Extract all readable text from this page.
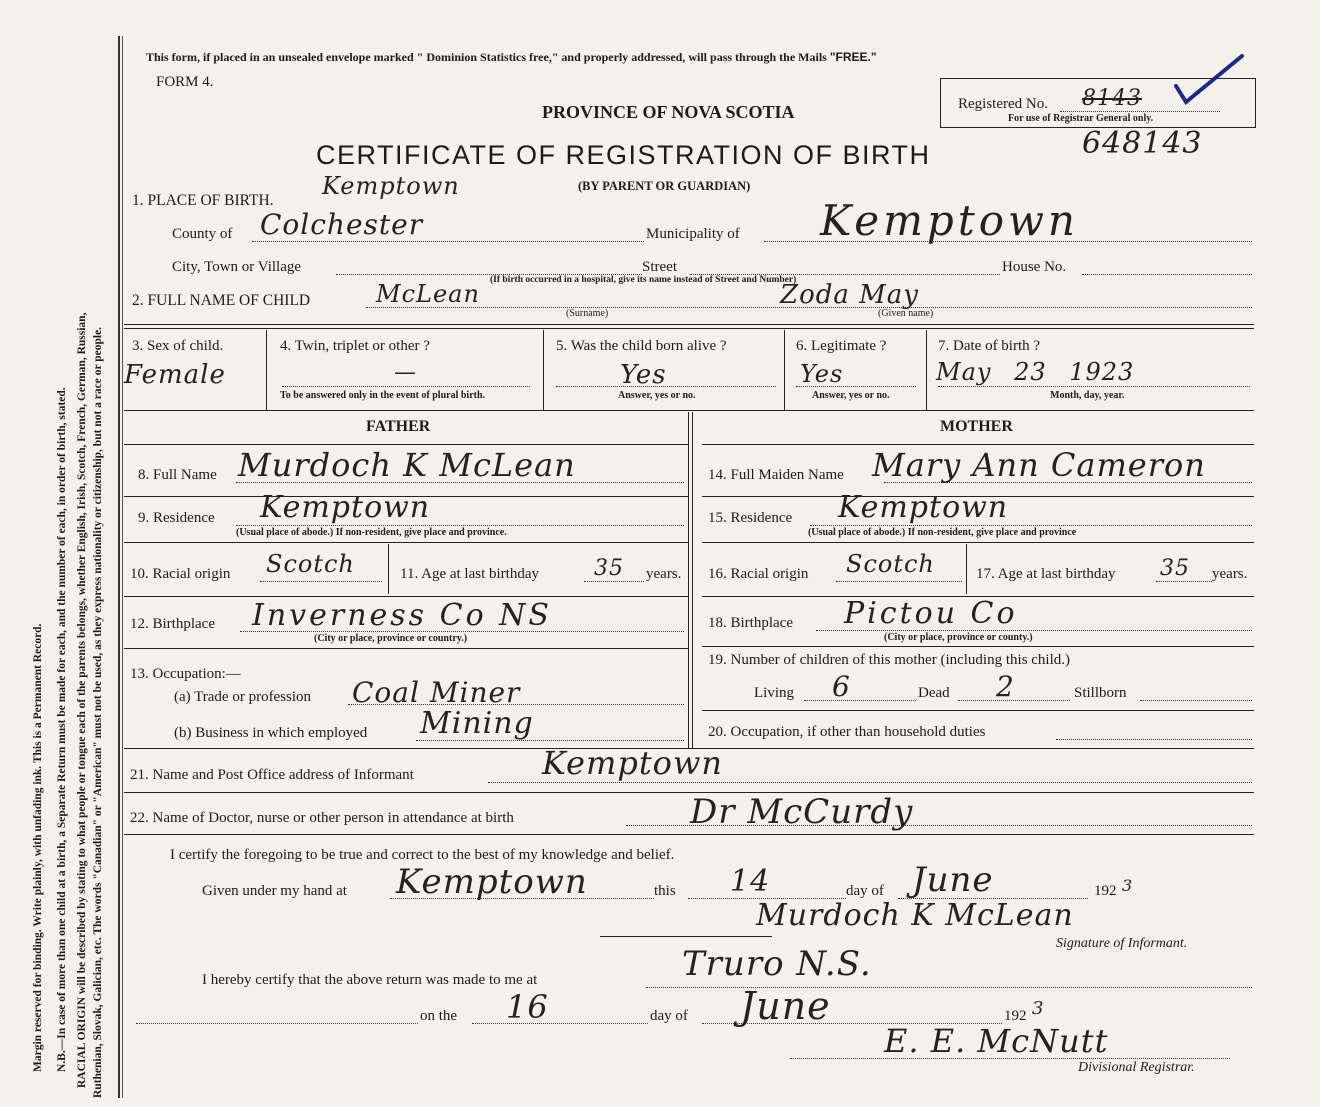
Margin reserved for binding. Write plainly, with unfading ink. This is a Permanent Record. N.B.—In case of more than one child at a birth, a Separate Return must be made for each, and the number of each, in order of birth, stated. RACIAL ORIGIN will be described by stating to what people or tongue each of the parents belongs, whether English, Irish, Scotch, French, German, Russian, Ruthenian, Slovak, Galician, etc. The words "Canadian" or "American" must not be used, as they express nationality or citizenship, but not a race or people.
This form, if placed in an unsealed envelope marked " Dominion Statistics free," and properly addressed, will pass through the Mails "FREE."
FORM 4.
PROVINCE OF NOVA SCOTIA
CERTIFICATE OF REGISTRATION OF BIRTH
Registered No. 8143
For use of Registrar General only.
648143
1. PLACE OF BIRTH.
Kemptown	(BY PARENT OR GUARDIAN)
County of Colchester	Municipality of Kemptown
City, Town or Village	Street	House No.
(If birth occurred in a hospital, give its name instead of Street and Number)
2. FULL NAME OF CHILD	McLean
(Surname)
Zoda May
(Given name)
3. Sex of child.
Female
4. Twin, triplet or other ?
—
To be answered only in the event of plural birth.
5. Was the child born alive ?
Yes
Answer, yes or no.
6. Legitimate ?
Yes
Answer, yes or no.
7. Date of birth ?
May 23 1923
Month, day, year.
FATHER
8. Full Name Murdoch K McLean
9. Residence Kemptown
(Usual place of abode.) If non-resident, give place and province.
10. Racial origin Scotch	11. Age at last birthday	35 years.
12. Birthplace Inverness Co NS
(City or place, province or country.)
13. Occupation:—
(a) Trade or profession Coal Miner
(b) Business in which employed Mining
MOTHER
14. Full Maiden Name Mary Ann Cameron
15. Residence Kemptown
(Usual place of abode.) If non-resident, give place and province
16. Racial origin Scotch	17. Age at last birthday 35 years.
18. Birthplace Pictou Co
(City or place, province or county.)
19. Number of children of this mother (including this child.)
Living 6	Dead 2	Stillborn
20. Occupation, if other than household duties
21. Name and Post Office address of Informant	Kemptown
22. Name of Doctor, nurse or other person in attendance at birth	Dr McCurdy
I certify the foregoing to be true and correct to the best of my knowledge and belief.
Given under my hand at Kemptown	this 14	day of June	192 3
Murdoch K McLean
Signature of Informant.
I hereby certify that the above return was made to me at	Truro N.S.
on the 16	day of June	192 3
E. E. McNutt
Divisional Registrar.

# # # # # # #

* Requirements
Working from the lines above, reproduce the material exactly and exclude its pictures.

* Expected answer
Extract all readable text from this page.
Margin reserved for binding. Write plainly, with unfading ink. This is a Permanent Record. N.B.—In case of more than one child at a birth, a Separate Return must be made for each, and the number of each, in order of birth, stated. RACIAL ORIGIN will be described by stating to what people or tongue each of the parents belongs, whether English, Irish, Scotch, French, German, Russian, Ruthenian, Slovak, Galician, etc. The words "Canadian" or "American" must not be used, as they express nationality or citizenship, but not a race or people.
This form, if placed in an unsealed envelope marked " Dominion Statistics free," and properly addressed, will pass through the Mails "FREE."
FORM 4.
PROVINCE OF NOVA SCOTIA
CERTIFICATE OF REGISTRATION OF BIRTH
Registered No. 8143
For use of Registrar General only.
648143
1. PLACE OF BIRTH.
Kemptown	(BY PARENT OR GUARDIAN)
County of Colchester	Municipality of Kemptown
City, Town or Village	Street	House No.
(If birth occurred in a hospital, give its name instead of Street and Number)
2. FULL NAME OF CHILD	McLean
(Surname)
Zoda May
(Given name)
3. Sex of child.
Female
4. Twin, triplet or other ?
—
To be answered only in the event of plural birth.
5. Was the child born alive ?
Yes
Answer, yes or no.
6. Legitimate ?
Yes
Answer, yes or no.
7. Date of birth ?
May 23 1923
Month, day, year.
FATHER
8. Full Name Murdoch K McLean
9. Residence Kemptown
(Usual place of abode.) If non-resident, give place and province.
10. Racial origin Scotch	11. Age at last birthday	35 years.
12. Birthplace Inverness Co NS
(City or place, province or country.)
13. Occupation:—
(a) Trade or profession Coal Miner
(b) Business in which employed Mining
MOTHER
14. Full Maiden Name Mary Ann Cameron
15. Residence Kemptown
(Usual place of abode.) If non-resident, give place and province
16. Racial origin Scotch	17. Age at last birthday 35 years.
18. Birthplace Pictou Co
(City or place, province or county.)
19. Number of children of this mother (including this child.)
Living 6	Dead 2	Stillborn
20. Occupation, if other than household duties
21. Name and Post Office address of Informant	Kemptown
22. Name of Doctor, nurse or other person in attendance at birth	Dr McCurdy
I certify the foregoing to be true and correct to the best of my knowledge and belief.
Given under my hand at Kemptown	this 14	day of June	192 3
Murdoch K McLean
Signature of Informant.
I hereby certify that the above return was made to me at	Truro N.S.
on the 16	day of June	192 3
E. E. McNutt
Divisional Registrar.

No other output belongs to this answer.